WHAT TO WORK ON: Count the lines in the data below that contain the string "axis", treating uppercase and lowercase as different. Reply with the number only.

[Visual layout annotation data]
—————

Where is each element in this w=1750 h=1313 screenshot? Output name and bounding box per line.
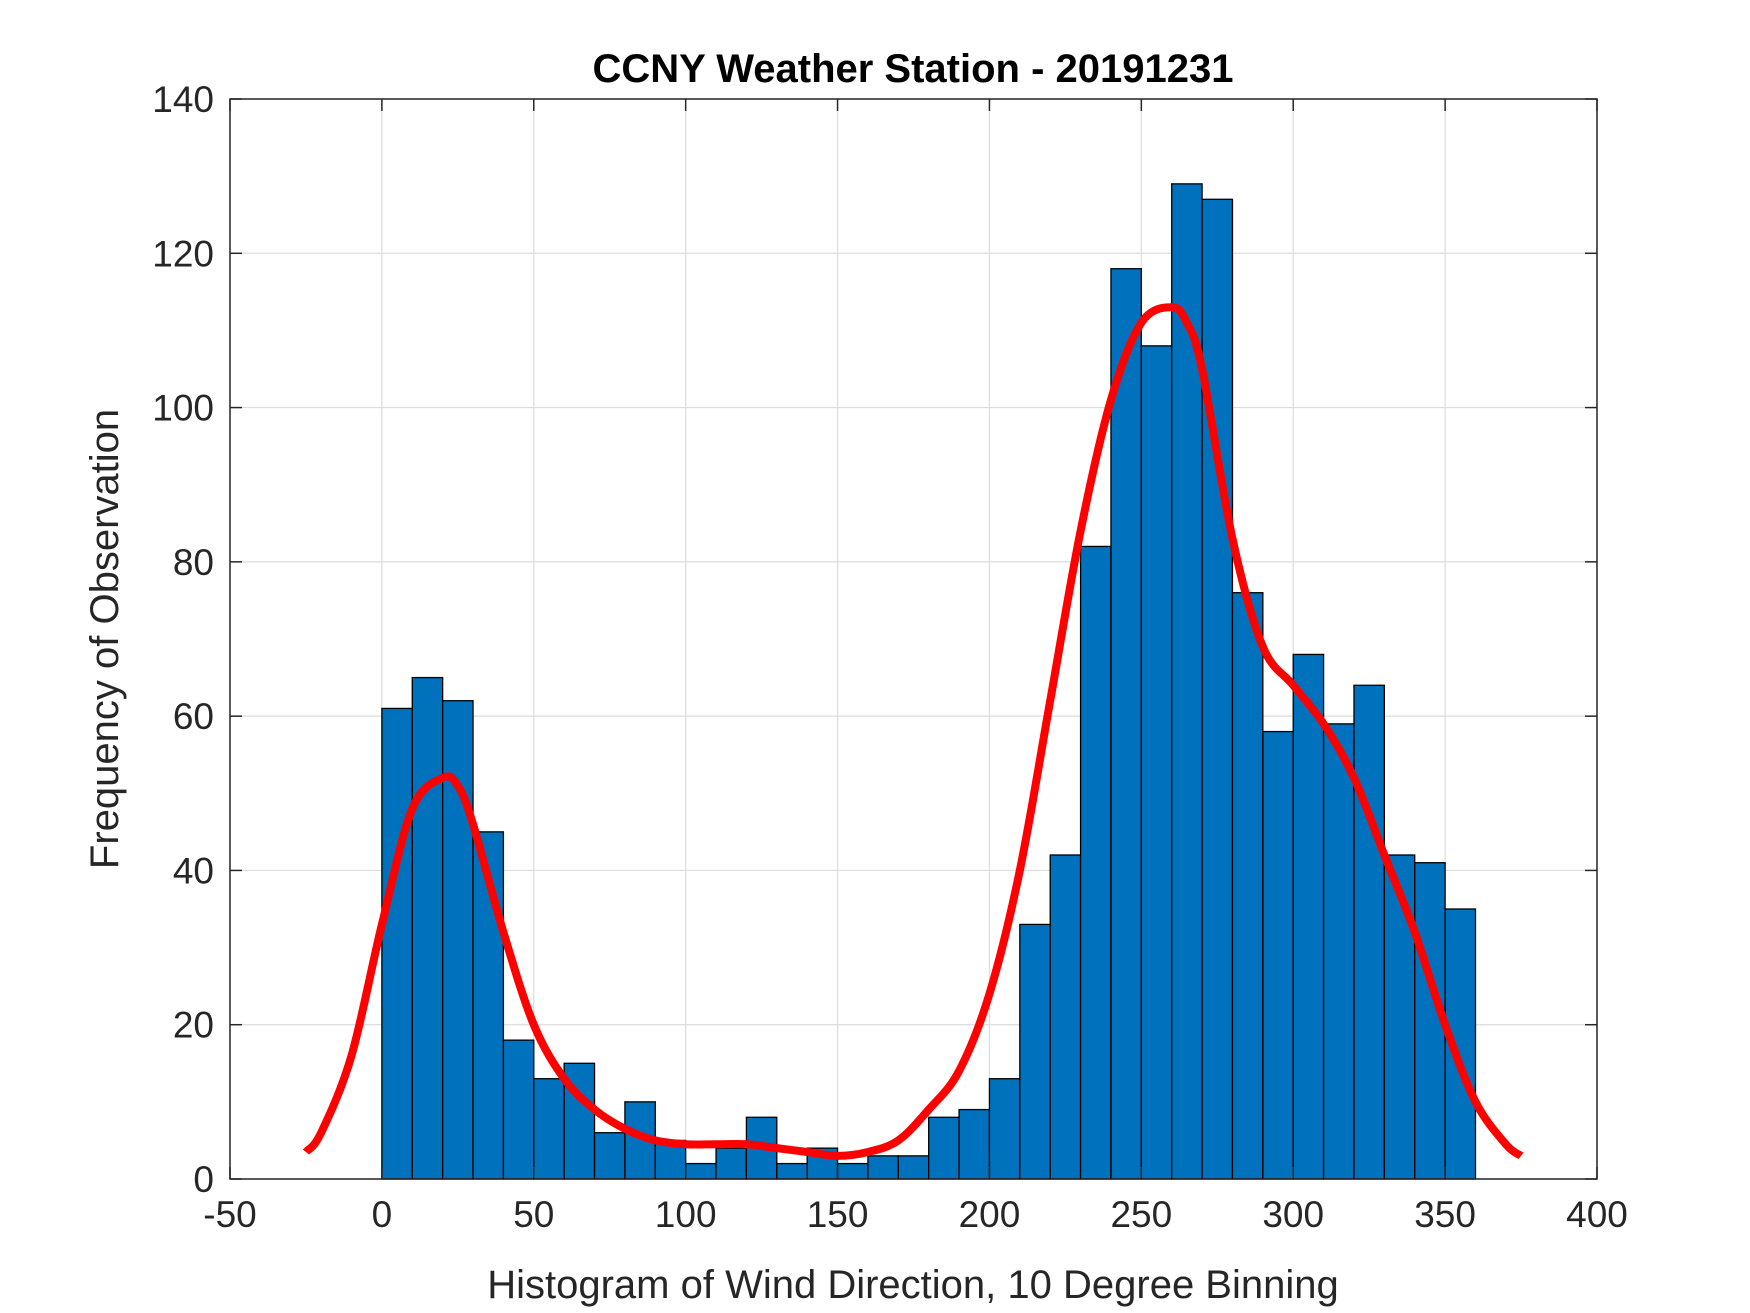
- histogram-bar: [1019, 923, 1051, 1180]
- histogram-bar: [1383, 854, 1416, 1180]
- histogram-bar: [867, 1155, 899, 1180]
- histogram-bar: [1353, 684, 1386, 1180]
- y-axis-label: Frequency of Observation: [83, 409, 127, 869]
- y-tick-label: 40: [173, 850, 214, 891]
- fit-curve-layer: [302, 303, 1524, 1160]
- histogram-bar: [1110, 268, 1142, 1180]
- histogram-bar: [381, 707, 413, 1180]
- y-tick-label: 120: [152, 233, 214, 274]
- histogram-bars: [381, 183, 1477, 1180]
- y-tick-label: 60: [173, 696, 214, 737]
- histogram-bar: [897, 1155, 930, 1180]
- histogram-bar: [533, 1078, 565, 1180]
- histogram-bar: [411, 676, 444, 1180]
- histogram-bar: [1079, 545, 1112, 1180]
- x-tick-label: 100: [655, 1194, 717, 1235]
- x-tick-label: 200: [959, 1194, 1021, 1235]
- histogram-bar: [502, 1039, 535, 1180]
- y-tick-label: 80: [173, 542, 214, 583]
- histogram-bar: [928, 1116, 960, 1180]
- tick-marks: [229, 98, 1598, 1180]
- histogram-bar: [836, 1162, 869, 1180]
- histogram-bar: [1171, 183, 1203, 1180]
- y-tick-labels: 0 20 40 60 80 100 120 140: [152, 79, 214, 1200]
- axes-box: [229, 98, 1598, 1180]
- x-tick-label: 300: [1262, 1194, 1324, 1235]
- x-tick-label: 250: [1110, 1194, 1172, 1235]
- histogram-bar: [1262, 730, 1294, 1180]
- histogram-bar: [1322, 723, 1355, 1180]
- histogram-bar: [685, 1162, 717, 1180]
- x-axis-label: Histogram of Wind Direction, 10 Degree B…: [487, 1263, 1339, 1307]
- histogram-bar: [593, 1132, 626, 1180]
- histogram-bar: [715, 1147, 748, 1180]
- histogram-bar: [1231, 592, 1264, 1180]
- y-tick-label: 140: [152, 79, 214, 120]
- x-tick-label: -50: [203, 1194, 256, 1235]
- histogram-bar: [1049, 854, 1082, 1180]
- histogram-bar: [958, 1108, 991, 1180]
- x-tick-label: 400: [1566, 1194, 1628, 1235]
- y-tick-label: 20: [173, 1005, 214, 1046]
- x-tick-label: 0: [372, 1194, 393, 1235]
- density-fit-curve: [302, 303, 1524, 1160]
- histogram-bar: [988, 1078, 1021, 1180]
- histogram-bar: [1292, 653, 1325, 1180]
- histogram-bar: [1201, 198, 1234, 1180]
- histogram-bar: [1140, 345, 1173, 1180]
- x-tick-label: 50: [513, 1194, 554, 1235]
- y-tick-label: 0: [193, 1159, 214, 1200]
- y-tick-label: 100: [152, 388, 214, 429]
- x-tick-label: 150: [807, 1194, 869, 1235]
- histogram-bar: [776, 1162, 808, 1180]
- x-tick-labels: -50 0 50 100 150 200 250 300 350 400: [203, 1194, 1628, 1235]
- x-tick-label: 350: [1414, 1194, 1476, 1235]
- chart-title: CCNY Weather Station - 20191231: [593, 47, 1234, 91]
- histogram-bar: [563, 1062, 596, 1180]
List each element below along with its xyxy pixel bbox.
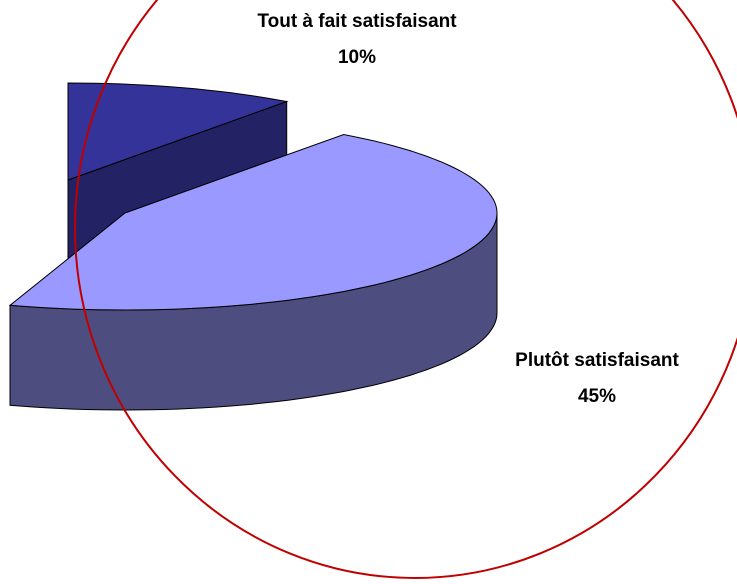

—————

WRITTEN REPLY: 2